Stored data:
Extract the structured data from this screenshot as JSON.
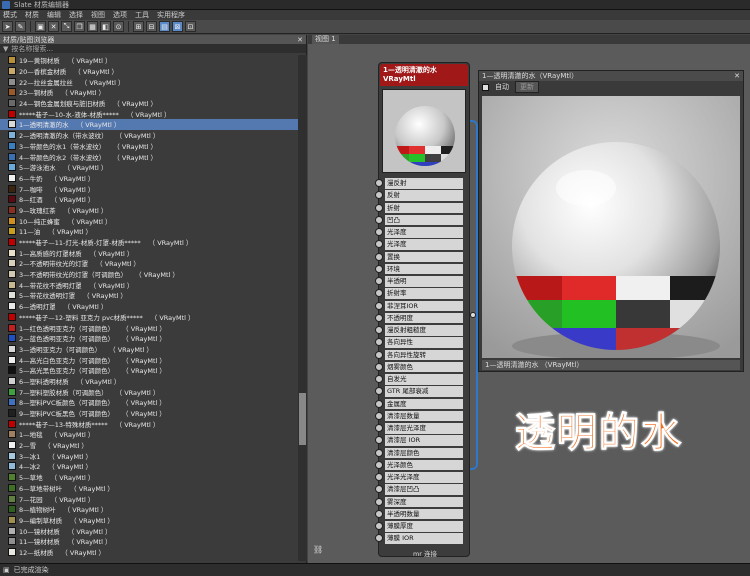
{
  "window": {
    "title": "Slate 材质编辑器"
  },
  "menubar": [
    "模式",
    "材质",
    "编辑",
    "选择",
    "视图",
    "选项",
    "工具",
    "实用程序"
  ],
  "browser": {
    "title": "材质/贴图浏览器",
    "search_placeholder": "按名称搜索...",
    "items": [
      {
        "name": "19—黄铜材质",
        "type": "（ VRayMtl ）",
        "color": "#b8903a"
      },
      {
        "name": "20—香槟金材质",
        "type": "（ VRayMtl ）",
        "color": "#c9a96a"
      },
      {
        "name": "22—拉丝金属拉丝",
        "type": "（ VRayMtl ）",
        "color": "#8e8e8e"
      },
      {
        "name": "23—铜材质",
        "type": "（ VRayMtl ）",
        "color": "#9a5a2a"
      },
      {
        "name": "24—钢色金属划痕与脏旧材质",
        "type": "（ VRayMtl ）",
        "color": "#6a6a6a"
      },
      {
        "name": "*****巷子—10-水-液体-材质*****",
        "type": "（ VRayMtl ）",
        "color": "#c00000"
      },
      {
        "name": "1—透明清澈的水",
        "type": "（ VRayMtl ）",
        "color": "#d8d8d8",
        "selected": true
      },
      {
        "name": "2—透明清澈的水（带水波纹）",
        "type": "（ VRayMtl ）",
        "color": "#7fb0d8"
      },
      {
        "name": "3—带颜色的水1（带水波纹）",
        "type": "（ VRayMtl ）",
        "color": "#3a7fc0"
      },
      {
        "name": "4—带颜色的水2（带水波纹）",
        "type": "（ VRayMtl ）",
        "color": "#3a6fb0"
      },
      {
        "name": "5—游泳池水",
        "type": "（ VRayMtl ）",
        "color": "#6aaad8"
      },
      {
        "name": "6—牛奶",
        "type": "（ VRayMtl ）",
        "color": "#f0f0f0"
      },
      {
        "name": "7—咖啡",
        "type": "（ VRayMtl ）",
        "color": "#3a2410"
      },
      {
        "name": "8—红酒",
        "type": "（ VRayMtl ）",
        "color": "#5a0a10"
      },
      {
        "name": "9—玫瑰红茶",
        "type": "（ VRayMtl ）",
        "color": "#8a3020"
      },
      {
        "name": "10—纯正蜂蜜",
        "type": "（ VRayMtl ）",
        "color": "#d09020"
      },
      {
        "name": "11—油",
        "type": "（ VRayMtl ）",
        "color": "#c8a020"
      },
      {
        "name": "*****巷子—11-灯光-材质-灯罩-材质*****",
        "type": "（ VRayMtl ）",
        "color": "#c00000"
      },
      {
        "name": "1—高质感的灯罩材质",
        "type": "（ VRayMtl ）",
        "color": "#e8e0c8"
      },
      {
        "name": "2—不透明带纹光的灯罩",
        "type": "（ VRayMtl ）",
        "color": "#d8d0b8"
      },
      {
        "name": "3—不透明带纹光的灯罩（可调颜色）",
        "type": "（ VRayMtl ）",
        "color": "#d0c8b0"
      },
      {
        "name": "4—带花纹不透明灯罩",
        "type": "（ VRayMtl ）",
        "color": "#c8b890"
      },
      {
        "name": "5—带花纹透明灯罩",
        "type": "（ VRayMtl ）",
        "color": "#e0e0d8"
      },
      {
        "name": "6—透明灯罩",
        "type": "（ VRayMtl ）",
        "color": "#e8e8e8"
      },
      {
        "name": "*****巷子—12-塑料 亚克力 pvc材质*****",
        "type": "（ VRayMtl ）",
        "color": "#c00000"
      },
      {
        "name": "1—红色透明亚克力（可调颜色）",
        "type": "（ VRayMtl ）",
        "color": "#c02020"
      },
      {
        "name": "2—蓝色透明亚克力（可调颜色）",
        "type": "（ VRayMtl ）",
        "color": "#2050c0"
      },
      {
        "name": "3—透明亚克力（可调颜色）",
        "type": "（ VRayMtl ）",
        "color": "#d8d8d8"
      },
      {
        "name": "4—高光白色亚克力（可调颜色）",
        "type": "（ VRayMtl ）",
        "color": "#f0f0f0"
      },
      {
        "name": "5—高光黑色亚克力（可调颜色）",
        "type": "（ VRayMtl ）",
        "color": "#101010"
      },
      {
        "name": "6—塑料透明材质",
        "type": "（ VRayMtl ）",
        "color": "#d0d0d0"
      },
      {
        "name": "7—塑料塑胶材质（可调颜色）",
        "type": "（ VRayMtl ）",
        "color": "#40a040"
      },
      {
        "name": "8—塑料PVC板颜色（可调颜色）",
        "type": "（ VRayMtl ）",
        "color": "#4070c0"
      },
      {
        "name": "9—塑料PVC板黑色（可调颜色）",
        "type": "（ VRayMtl ）",
        "color": "#202020"
      },
      {
        "name": "*****巷子—13-特殊材质*****",
        "type": "（ VRayMtl ）",
        "color": "#c00000"
      },
      {
        "name": "1—地毯",
        "type": "（ VRayMtl ）",
        "color": "#a08060"
      },
      {
        "name": "2—雪",
        "type": "（ VRayMtl ）",
        "color": "#f0f0f0"
      },
      {
        "name": "3—冰1",
        "type": "（ VRayMtl ）",
        "color": "#a8c8e0"
      },
      {
        "name": "4—冰2",
        "type": "（ VRayMtl ）",
        "color": "#90b8d8"
      },
      {
        "name": "5—草地",
        "type": "（ VRayMtl ）",
        "color": "#508030"
      },
      {
        "name": "6—草地带树叶",
        "type": "（ VRayMtl ）",
        "color": "#407028"
      },
      {
        "name": "7—花园",
        "type": "（ VRayMtl ）",
        "color": "#608040"
      },
      {
        "name": "8—植物树叶",
        "type": "（ VRayMtl ）",
        "color": "#306020"
      },
      {
        "name": "9—编制草材质",
        "type": "（ VRayMtl ）",
        "color": "#a09050"
      },
      {
        "name": "10—镜材材质",
        "type": "（ VRayMtl ）",
        "color": "#b0b0b0"
      },
      {
        "name": "11—镜材材质",
        "type": "（ VRayMtl ）",
        "color": "#909090"
      },
      {
        "name": "12—纸材质",
        "type": "（ VRayMtl ）",
        "color": "#e8e8e0"
      }
    ]
  },
  "view": {
    "tab_label": "视图 1"
  },
  "node": {
    "title_line1": "1—透明清澈的水",
    "title_line2": "VRayMtl",
    "slots": [
      "漫反射",
      "反射",
      "折射",
      "凹凸",
      "光泽度",
      "光泽度",
      "置换",
      "环境",
      "半透明",
      "折射率",
      "菲涅耳IOR",
      "不透明度",
      "漫反射粗糙度",
      "各向异性",
      "各向异性旋转",
      "烟雾颜色",
      "自发光",
      "GTR 尾部衰减",
      "金属度",
      "清漆层数量",
      "清漆层光泽度",
      "清漆层 IOR",
      "清漆层颜色",
      "光泽颜色",
      "光泽光泽度",
      "清漆层凹凸",
      "雾深度",
      "半透明数量",
      "薄膜厚度",
      "薄膜 IOR"
    ],
    "footer": "mr 连接"
  },
  "preview": {
    "title": "1—透明清澈的水（VRayMtl）",
    "auto_label": "自动",
    "update_label": "更新",
    "footer": "1—透明清澈的水 （VRayMtl）"
  },
  "overlay_text": "透明的水",
  "status": {
    "text": "已完成渲染"
  },
  "colors": {
    "selection": "#5478b0",
    "node_header": "#a01818",
    "accent": "#f26a1b"
  }
}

Goal: Tell how many lines in the material contain the word "不透明带纹光的灯罩". Only the number is wanted.

Task solution: 2